━━━ EXERCISE DATA ━━━
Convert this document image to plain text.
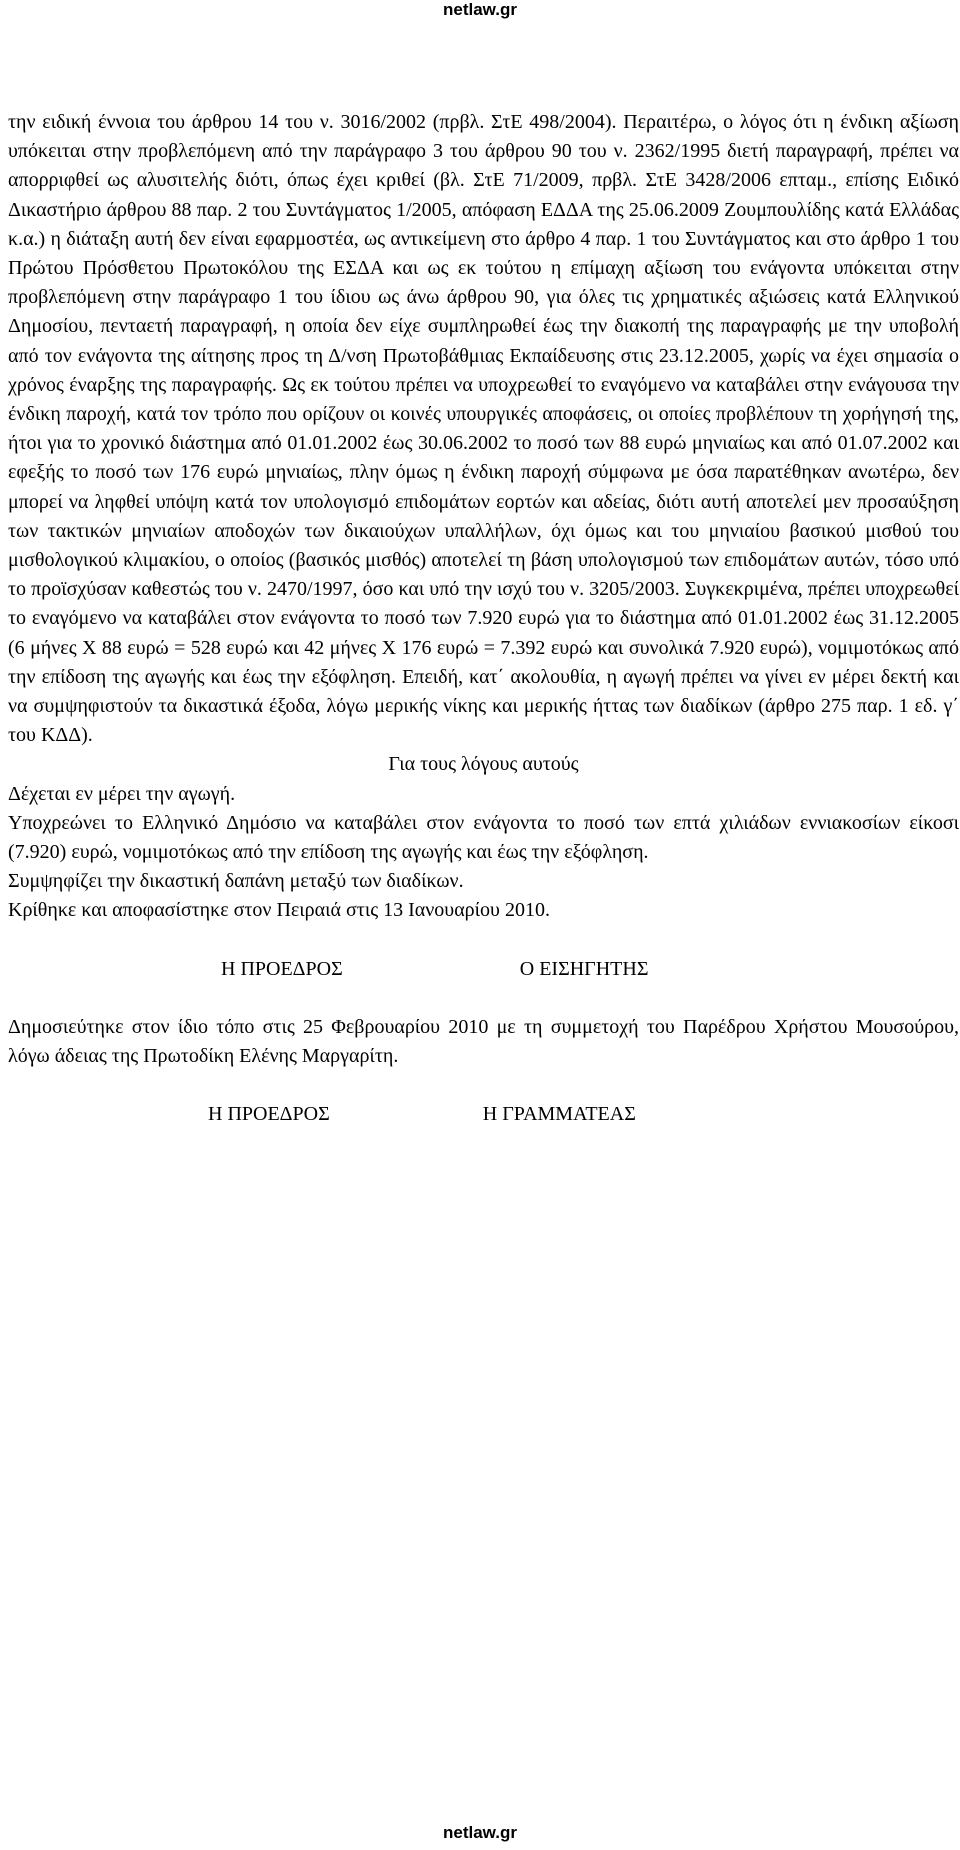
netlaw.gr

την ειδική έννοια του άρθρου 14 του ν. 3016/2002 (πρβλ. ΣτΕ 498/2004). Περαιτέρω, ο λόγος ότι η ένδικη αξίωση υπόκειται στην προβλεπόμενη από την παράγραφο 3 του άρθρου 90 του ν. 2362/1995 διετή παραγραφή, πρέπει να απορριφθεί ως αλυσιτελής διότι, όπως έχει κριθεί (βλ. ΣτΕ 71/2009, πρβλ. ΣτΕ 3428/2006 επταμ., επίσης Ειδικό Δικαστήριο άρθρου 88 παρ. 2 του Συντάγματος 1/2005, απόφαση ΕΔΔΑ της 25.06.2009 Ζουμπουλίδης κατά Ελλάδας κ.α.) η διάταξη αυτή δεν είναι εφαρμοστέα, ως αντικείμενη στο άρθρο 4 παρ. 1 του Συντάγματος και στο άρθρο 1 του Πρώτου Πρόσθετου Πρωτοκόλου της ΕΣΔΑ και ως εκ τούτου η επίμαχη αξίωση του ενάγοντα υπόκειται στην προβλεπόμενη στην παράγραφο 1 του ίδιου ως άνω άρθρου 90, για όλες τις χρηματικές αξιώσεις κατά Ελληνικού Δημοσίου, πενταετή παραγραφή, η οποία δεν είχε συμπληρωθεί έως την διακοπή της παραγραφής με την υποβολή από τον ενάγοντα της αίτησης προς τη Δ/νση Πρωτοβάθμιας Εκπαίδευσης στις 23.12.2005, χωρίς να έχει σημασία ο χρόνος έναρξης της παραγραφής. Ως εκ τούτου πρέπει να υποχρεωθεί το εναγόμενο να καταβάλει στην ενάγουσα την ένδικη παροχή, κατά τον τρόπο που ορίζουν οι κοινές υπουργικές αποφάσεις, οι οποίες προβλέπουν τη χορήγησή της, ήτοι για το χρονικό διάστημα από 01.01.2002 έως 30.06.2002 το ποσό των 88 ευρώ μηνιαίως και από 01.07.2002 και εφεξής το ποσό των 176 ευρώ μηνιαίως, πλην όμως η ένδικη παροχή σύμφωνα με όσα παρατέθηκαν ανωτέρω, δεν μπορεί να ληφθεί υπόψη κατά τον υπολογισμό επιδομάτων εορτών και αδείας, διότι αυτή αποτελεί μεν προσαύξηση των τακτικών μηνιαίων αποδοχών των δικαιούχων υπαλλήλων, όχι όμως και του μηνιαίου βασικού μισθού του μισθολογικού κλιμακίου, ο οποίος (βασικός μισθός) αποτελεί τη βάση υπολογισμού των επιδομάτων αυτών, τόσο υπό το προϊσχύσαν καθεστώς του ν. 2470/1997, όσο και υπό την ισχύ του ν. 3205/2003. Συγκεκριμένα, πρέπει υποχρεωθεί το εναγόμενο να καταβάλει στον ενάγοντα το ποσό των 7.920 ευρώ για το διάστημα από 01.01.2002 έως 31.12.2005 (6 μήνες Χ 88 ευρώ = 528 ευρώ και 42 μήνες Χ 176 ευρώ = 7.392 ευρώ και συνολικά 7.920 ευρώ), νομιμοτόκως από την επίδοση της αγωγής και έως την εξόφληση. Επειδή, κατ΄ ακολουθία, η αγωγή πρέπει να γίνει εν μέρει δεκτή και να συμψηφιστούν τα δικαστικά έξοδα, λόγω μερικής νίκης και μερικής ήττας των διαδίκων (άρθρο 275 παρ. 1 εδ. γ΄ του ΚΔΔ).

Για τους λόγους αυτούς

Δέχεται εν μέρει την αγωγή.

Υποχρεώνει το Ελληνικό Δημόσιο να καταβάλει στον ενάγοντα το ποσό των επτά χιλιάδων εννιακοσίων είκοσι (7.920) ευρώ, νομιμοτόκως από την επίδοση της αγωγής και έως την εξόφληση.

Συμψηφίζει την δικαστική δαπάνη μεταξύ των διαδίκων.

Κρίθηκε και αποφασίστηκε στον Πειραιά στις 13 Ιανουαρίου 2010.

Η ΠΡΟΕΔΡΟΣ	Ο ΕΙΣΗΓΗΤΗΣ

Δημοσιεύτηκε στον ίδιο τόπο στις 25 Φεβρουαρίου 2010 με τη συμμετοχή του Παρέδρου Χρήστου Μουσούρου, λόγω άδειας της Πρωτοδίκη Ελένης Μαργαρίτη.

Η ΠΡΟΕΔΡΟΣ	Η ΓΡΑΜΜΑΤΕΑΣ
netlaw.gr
━━━
YOUR INSTRUCTIONS:
Give the data above again in full and unchanged, skipping the pictures.

FULL OUTPUT:
Convert this document image to plain text.
netlaw.gr

την ειδική έννοια του άρθρου 14 του ν. 3016/2002 (πρβλ. ΣτΕ 498/2004). Περαιτέρω, ο λόγος ότι η ένδικη αξίωση υπόκειται στην προβλεπόμενη από την παράγραφο 3 του άρθρου 90 του ν. 2362/1995 διετή παραγραφή, πρέπει να απορριφθεί ως αλυσιτελής διότι, όπως έχει κριθεί (βλ. ΣτΕ 71/2009, πρβλ. ΣτΕ 3428/2006 επταμ., επίσης Ειδικό Δικαστήριο άρθρου 88 παρ. 2 του Συντάγματος 1/2005, απόφαση ΕΔΔΑ της 25.06.2009 Ζουμπουλίδης κατά Ελλάδας κ.α.) η διάταξη αυτή δεν είναι εφαρμοστέα, ως αντικείμενη στο άρθρο 4 παρ. 1 του Συντάγματος και στο άρθρο 1 του Πρώτου Πρόσθετου Πρωτοκόλου της ΕΣΔΑ και ως εκ τούτου η επίμαχη αξίωση του ενάγοντα υπόκειται στην προβλεπόμενη στην παράγραφο 1 του ίδιου ως άνω άρθρου 90, για όλες τις χρηματικές αξιώσεις κατά Ελληνικού Δημοσίου, πενταετή παραγραφή, η οποία δεν είχε συμπληρωθεί έως την διακοπή της παραγραφής με την υποβολή από τον ενάγοντα της αίτησης προς τη Δ/νση Πρωτοβάθμιας Εκπαίδευσης στις 23.12.2005, χωρίς να έχει σημασία ο χρόνος έναρξης της παραγραφής. Ως εκ τούτου πρέπει να υποχρεωθεί το εναγόμενο να καταβάλει στην ενάγουσα την ένδικη παροχή, κατά τον τρόπο που ορίζουν οι κοινές υπουργικές αποφάσεις, οι οποίες προβλέπουν τη χορήγησή της, ήτοι για το χρονικό διάστημα από 01.01.2002 έως 30.06.2002 το ποσό των 88 ευρώ μηνιαίως και από 01.07.2002 και εφεξής το ποσό των 176 ευρώ μηνιαίως, πλην όμως η ένδικη παροχή σύμφωνα με όσα παρατέθηκαν ανωτέρω, δεν μπορεί να ληφθεί υπόψη κατά τον υπολογισμό επιδομάτων εορτών και αδείας, διότι αυτή αποτελεί μεν προσαύξηση των τακτικών μηνιαίων αποδοχών των δικαιούχων υπαλλήλων, όχι όμως και του μηνιαίου βασικού μισθού του μισθολογικού κλιμακίου, ο οποίος (βασικός μισθός) αποτελεί τη βάση υπολογισμού των επιδομάτων αυτών, τόσο υπό το προϊσχύσαν καθεστώς του ν. 2470/1997, όσο και υπό την ισχύ του ν. 3205/2003. Συγκεκριμένα, πρέπει υποχρεωθεί το εναγόμενο να καταβάλει στον ενάγοντα το ποσό των 7.920 ευρώ για το διάστημα από 01.01.2002 έως 31.12.2005 (6 μήνες Χ 88 ευρώ = 528 ευρώ και 42 μήνες Χ 176 ευρώ = 7.392 ευρώ και συνολικά 7.920 ευρώ), νομιμοτόκως από την επίδοση της αγωγής και έως την εξόφληση. Επειδή, κατ΄ ακολουθία, η αγωγή πρέπει να γίνει εν μέρει δεκτή και να συμψηφιστούν τα δικαστικά έξοδα, λόγω μερικής νίκης και μερικής ήττας των διαδίκων (άρθρο 275 παρ. 1 εδ. γ΄ του ΚΔΔ).

Για τους λόγους αυτούς

Δέχεται εν μέρει την αγωγή.

Υποχρεώνει το Ελληνικό Δημόσιο να καταβάλει στον ενάγοντα το ποσό των επτά χιλιάδων εννιακοσίων είκοσι (7.920) ευρώ, νομιμοτόκως από την επίδοση της αγωγής και έως την εξόφληση.

Συμψηφίζει την δικαστική δαπάνη μεταξύ των διαδίκων.

Κρίθηκε και αποφασίστηκε στον Πειραιά στις 13 Ιανουαρίου 2010.

Η ΠΡΟΕΔΡΟΣ	Ο ΕΙΣΗΓΗΤΗΣ

Δημοσιεύτηκε στον ίδιο τόπο στις 25 Φεβρουαρίου 2010 με τη συμμετοχή του Παρέδρου Χρήστου Μουσούρου, λόγω άδειας της Πρωτοδίκη Ελένης Μαργαρίτη.

Η ΠΡΟΕΔΡΟΣ	Η ΓΡΑΜΜΑΤΕΑΣ
netlaw.gr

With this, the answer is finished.